__Records for processing__
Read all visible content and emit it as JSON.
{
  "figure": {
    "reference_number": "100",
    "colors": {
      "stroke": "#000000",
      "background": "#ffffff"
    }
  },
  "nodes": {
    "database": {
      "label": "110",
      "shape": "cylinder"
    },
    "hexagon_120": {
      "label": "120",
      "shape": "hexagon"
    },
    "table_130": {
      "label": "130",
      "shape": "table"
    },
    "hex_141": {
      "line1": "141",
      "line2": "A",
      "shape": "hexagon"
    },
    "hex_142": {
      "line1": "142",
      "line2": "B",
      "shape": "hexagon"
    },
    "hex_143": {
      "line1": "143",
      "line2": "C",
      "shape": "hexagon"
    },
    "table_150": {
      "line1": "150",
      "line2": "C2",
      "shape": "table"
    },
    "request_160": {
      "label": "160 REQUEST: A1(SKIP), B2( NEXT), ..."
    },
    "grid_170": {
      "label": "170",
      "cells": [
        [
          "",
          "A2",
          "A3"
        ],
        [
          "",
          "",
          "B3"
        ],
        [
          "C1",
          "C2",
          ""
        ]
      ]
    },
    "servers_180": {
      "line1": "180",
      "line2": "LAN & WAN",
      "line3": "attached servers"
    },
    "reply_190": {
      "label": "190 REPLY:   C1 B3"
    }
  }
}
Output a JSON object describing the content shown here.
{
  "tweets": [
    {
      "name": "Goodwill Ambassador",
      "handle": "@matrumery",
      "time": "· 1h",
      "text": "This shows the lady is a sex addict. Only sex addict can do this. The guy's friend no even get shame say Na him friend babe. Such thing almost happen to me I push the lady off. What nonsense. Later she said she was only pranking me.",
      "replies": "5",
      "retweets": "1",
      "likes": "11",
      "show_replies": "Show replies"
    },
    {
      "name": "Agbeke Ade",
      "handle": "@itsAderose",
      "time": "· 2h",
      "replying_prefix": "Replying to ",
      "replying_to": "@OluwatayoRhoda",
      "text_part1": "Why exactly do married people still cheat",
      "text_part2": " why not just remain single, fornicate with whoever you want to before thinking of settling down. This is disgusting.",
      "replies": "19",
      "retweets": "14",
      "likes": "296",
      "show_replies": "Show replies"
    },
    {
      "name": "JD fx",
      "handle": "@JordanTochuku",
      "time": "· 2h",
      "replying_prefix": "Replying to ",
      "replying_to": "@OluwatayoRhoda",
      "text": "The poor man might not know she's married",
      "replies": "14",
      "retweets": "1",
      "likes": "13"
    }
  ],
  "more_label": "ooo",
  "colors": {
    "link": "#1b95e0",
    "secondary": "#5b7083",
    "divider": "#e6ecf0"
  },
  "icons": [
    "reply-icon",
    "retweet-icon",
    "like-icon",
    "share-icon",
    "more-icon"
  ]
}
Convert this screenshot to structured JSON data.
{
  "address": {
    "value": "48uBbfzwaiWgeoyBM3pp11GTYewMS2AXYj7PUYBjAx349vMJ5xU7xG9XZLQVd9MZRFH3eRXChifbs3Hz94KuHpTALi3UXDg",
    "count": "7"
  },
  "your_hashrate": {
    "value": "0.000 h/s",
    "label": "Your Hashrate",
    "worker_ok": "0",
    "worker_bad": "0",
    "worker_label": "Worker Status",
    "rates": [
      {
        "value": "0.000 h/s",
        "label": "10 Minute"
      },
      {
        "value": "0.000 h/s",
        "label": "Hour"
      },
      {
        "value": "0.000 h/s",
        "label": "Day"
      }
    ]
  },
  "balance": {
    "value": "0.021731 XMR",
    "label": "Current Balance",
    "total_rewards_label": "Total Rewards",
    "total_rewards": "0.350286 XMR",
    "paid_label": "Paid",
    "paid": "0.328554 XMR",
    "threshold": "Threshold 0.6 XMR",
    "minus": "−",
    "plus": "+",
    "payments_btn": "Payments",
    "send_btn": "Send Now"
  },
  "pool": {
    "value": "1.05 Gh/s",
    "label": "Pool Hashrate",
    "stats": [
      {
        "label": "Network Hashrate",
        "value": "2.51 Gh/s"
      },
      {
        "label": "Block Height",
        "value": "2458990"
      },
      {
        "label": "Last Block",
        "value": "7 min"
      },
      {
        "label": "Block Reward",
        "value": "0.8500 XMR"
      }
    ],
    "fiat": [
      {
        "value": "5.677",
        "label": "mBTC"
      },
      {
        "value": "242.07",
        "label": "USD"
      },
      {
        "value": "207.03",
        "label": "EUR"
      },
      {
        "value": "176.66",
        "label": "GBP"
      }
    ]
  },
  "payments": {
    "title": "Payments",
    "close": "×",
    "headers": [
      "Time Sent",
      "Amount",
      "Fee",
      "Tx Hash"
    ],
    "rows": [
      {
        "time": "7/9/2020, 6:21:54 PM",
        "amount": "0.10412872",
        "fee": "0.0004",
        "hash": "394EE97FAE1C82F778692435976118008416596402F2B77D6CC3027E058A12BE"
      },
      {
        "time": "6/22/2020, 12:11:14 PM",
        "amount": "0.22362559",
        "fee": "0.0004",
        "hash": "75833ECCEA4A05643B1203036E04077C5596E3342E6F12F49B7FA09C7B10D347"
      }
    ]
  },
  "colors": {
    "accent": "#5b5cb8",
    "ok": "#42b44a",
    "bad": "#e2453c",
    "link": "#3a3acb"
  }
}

__Instructions to follow__
Repeat every record, exactly as written.

__Response to the task__
Read all visible content and emit it as JSON.
{
  "figure": {
    "reference_number": "100",
    "colors": {
      "stroke": "#000000",
      "background": "#ffffff"
    }
  },
  "nodes": {
    "database": {
      "label": "110",
      "shape": "cylinder"
    },
    "hexagon_120": {
      "label": "120",
      "shape": "hexagon"
    },
    "table_130": {
      "label": "130",
      "shape": "table"
    },
    "hex_141": {
      "line1": "141",
      "line2": "A",
      "shape": "hexagon"
    },
    "hex_142": {
      "line1": "142",
      "line2": "B",
      "shape": "hexagon"
    },
    "hex_143": {
      "line1": "143",
      "line2": "C",
      "shape": "hexagon"
    },
    "table_150": {
      "line1": "150",
      "line2": "C2",
      "shape": "table"
    },
    "request_160": {
      "label": "160 REQUEST: A1(SKIP), B2( NEXT), ..."
    },
    "grid_170": {
      "label": "170",
      "cells": [
        [
          "",
          "A2",
          "A3"
        ],
        [
          "",
          "",
          "B3"
        ],
        [
          "C1",
          "C2",
          ""
        ]
      ]
    },
    "servers_180": {
      "line1": "180",
      "line2": "LAN & WAN",
      "line3": "attached servers"
    },
    "reply_190": {
      "label": "190 REPLY:   C1 B3"
    }
  }
}
Output a JSON object describing the content shown here.
{
  "tweets": [
    {
      "name": "Goodwill Ambassador",
      "handle": "@matrumery",
      "time": "· 1h",
      "text": "This shows the lady is a sex addict. Only sex addict can do this. The guy's friend no even get shame say Na him friend babe. Such thing almost happen to me I push the lady off. What nonsense. Later she said she was only pranking me.",
      "replies": "5",
      "retweets": "1",
      "likes": "11",
      "show_replies": "Show replies"
    },
    {
      "name": "Agbeke Ade",
      "handle": "@itsAderose",
      "time": "· 2h",
      "replying_prefix": "Replying to ",
      "replying_to": "@OluwatayoRhoda",
      "text_part1": "Why exactly do married people still cheat",
      "text_part2": " why not just remain single, fornicate with whoever you want to before thinking of settling down. This is disgusting.",
      "replies": "19",
      "retweets": "14",
      "likes": "296",
      "show_replies": "Show replies"
    },
    {
      "name": "JD fx",
      "handle": "@JordanTochuku",
      "time": "· 2h",
      "replying_prefix": "Replying to ",
      "replying_to": "@OluwatayoRhoda",
      "text": "The poor man might not know she's married",
      "replies": "14",
      "retweets": "1",
      "likes": "13"
    }
  ],
  "more_label": "ooo",
  "colors": {
    "link": "#1b95e0",
    "secondary": "#5b7083",
    "divider": "#e6ecf0"
  },
  "icons": [
    "reply-icon",
    "retweet-icon",
    "like-icon",
    "share-icon",
    "more-icon"
  ]
}
Convert this screenshot to structured JSON data.
{
  "address": {
    "value": "48uBbfzwaiWgeoyBM3pp11GTYewMS2AXYj7PUYBjAx349vMJ5xU7xG9XZLQVd9MZRFH3eRXChifbs3Hz94KuHpTALi3UXDg",
    "count": "7"
  },
  "your_hashrate": {
    "value": "0.000 h/s",
    "label": "Your Hashrate",
    "worker_ok": "0",
    "worker_bad": "0",
    "worker_label": "Worker Status",
    "rates": [
      {
        "value": "0.000 h/s",
        "label": "10 Minute"
      },
      {
        "value": "0.000 h/s",
        "label": "Hour"
      },
      {
        "value": "0.000 h/s",
        "label": "Day"
      }
    ]
  },
  "balance": {
    "value": "0.021731 XMR",
    "label": "Current Balance",
    "total_rewards_label": "Total Rewards",
    "total_rewards": "0.350286 XMR",
    "paid_label": "Paid",
    "paid": "0.328554 XMR",
    "threshold": "Threshold 0.6 XMR",
    "minus": "−",
    "plus": "+",
    "payments_btn": "Payments",
    "send_btn": "Send Now"
  },
  "pool": {
    "value": "1.05 Gh/s",
    "label": "Pool Hashrate",
    "stats": [
      {
        "label": "Network Hashrate",
        "value": "2.51 Gh/s"
      },
      {
        "label": "Block Height",
        "value": "2458990"
      },
      {
        "label": "Last Block",
        "value": "7 min"
      },
      {
        "label": "Block Reward",
        "value": "0.8500 XMR"
      }
    ],
    "fiat": [
      {
        "value": "5.677",
        "label": "mBTC"
      },
      {
        "value": "242.07",
        "label": "USD"
      },
      {
        "value": "207.03",
        "label": "EUR"
      },
      {
        "value": "176.66",
        "label": "GBP"
      }
    ]
  },
  "payments": {
    "title": "Payments",
    "close": "×",
    "headers": [
      "Time Sent",
      "Amount",
      "Fee",
      "Tx Hash"
    ],
    "rows": [
      {
        "time": "7/9/2020, 6:21:54 PM",
        "amount": "0.10412872",
        "fee": "0.0004",
        "hash": "394EE97FAE1C82F778692435976118008416596402F2B77D6CC3027E058A12BE"
      },
      {
        "time": "6/22/2020, 12:11:14 PM",
        "amount": "0.22362559",
        "fee": "0.0004",
        "hash": "75833ECCEA4A05643B1203036E04077C5596E3342E6F12F49B7FA09C7B10D347"
      }
    ]
  },
  "colors": {
    "accent": "#5b5cb8",
    "ok": "#42b44a",
    "bad": "#e2453c",
    "link": "#3a3acb"
  }
}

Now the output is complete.